Stated goal:
Please copy every line of the records below that holds the word "JSON".

-- Start --

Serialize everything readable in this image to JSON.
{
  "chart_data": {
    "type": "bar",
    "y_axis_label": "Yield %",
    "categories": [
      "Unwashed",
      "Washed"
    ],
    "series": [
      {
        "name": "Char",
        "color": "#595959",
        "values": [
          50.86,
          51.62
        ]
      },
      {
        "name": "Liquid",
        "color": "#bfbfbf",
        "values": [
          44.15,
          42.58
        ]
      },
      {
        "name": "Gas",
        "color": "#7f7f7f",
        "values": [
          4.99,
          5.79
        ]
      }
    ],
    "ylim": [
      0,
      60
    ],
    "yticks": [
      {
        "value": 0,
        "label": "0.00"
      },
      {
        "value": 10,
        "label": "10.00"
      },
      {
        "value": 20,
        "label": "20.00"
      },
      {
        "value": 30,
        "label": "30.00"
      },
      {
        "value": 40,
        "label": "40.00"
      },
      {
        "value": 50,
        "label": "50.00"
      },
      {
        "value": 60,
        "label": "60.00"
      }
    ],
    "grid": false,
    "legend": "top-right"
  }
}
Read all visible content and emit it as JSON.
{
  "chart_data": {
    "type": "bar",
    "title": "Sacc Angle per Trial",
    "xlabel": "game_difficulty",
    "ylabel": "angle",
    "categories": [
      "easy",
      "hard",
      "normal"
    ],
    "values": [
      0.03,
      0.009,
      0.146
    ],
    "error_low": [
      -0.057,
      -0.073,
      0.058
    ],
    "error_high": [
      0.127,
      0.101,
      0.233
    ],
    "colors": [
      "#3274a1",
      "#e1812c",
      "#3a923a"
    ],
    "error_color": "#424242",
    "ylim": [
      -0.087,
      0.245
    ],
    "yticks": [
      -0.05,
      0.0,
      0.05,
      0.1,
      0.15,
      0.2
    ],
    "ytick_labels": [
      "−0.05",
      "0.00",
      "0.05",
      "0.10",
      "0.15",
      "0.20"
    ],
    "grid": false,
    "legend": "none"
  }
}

-- End --

Result of the task:
Serialize everything readable in this image to JSON.
Read all visible content and emit it as JSON.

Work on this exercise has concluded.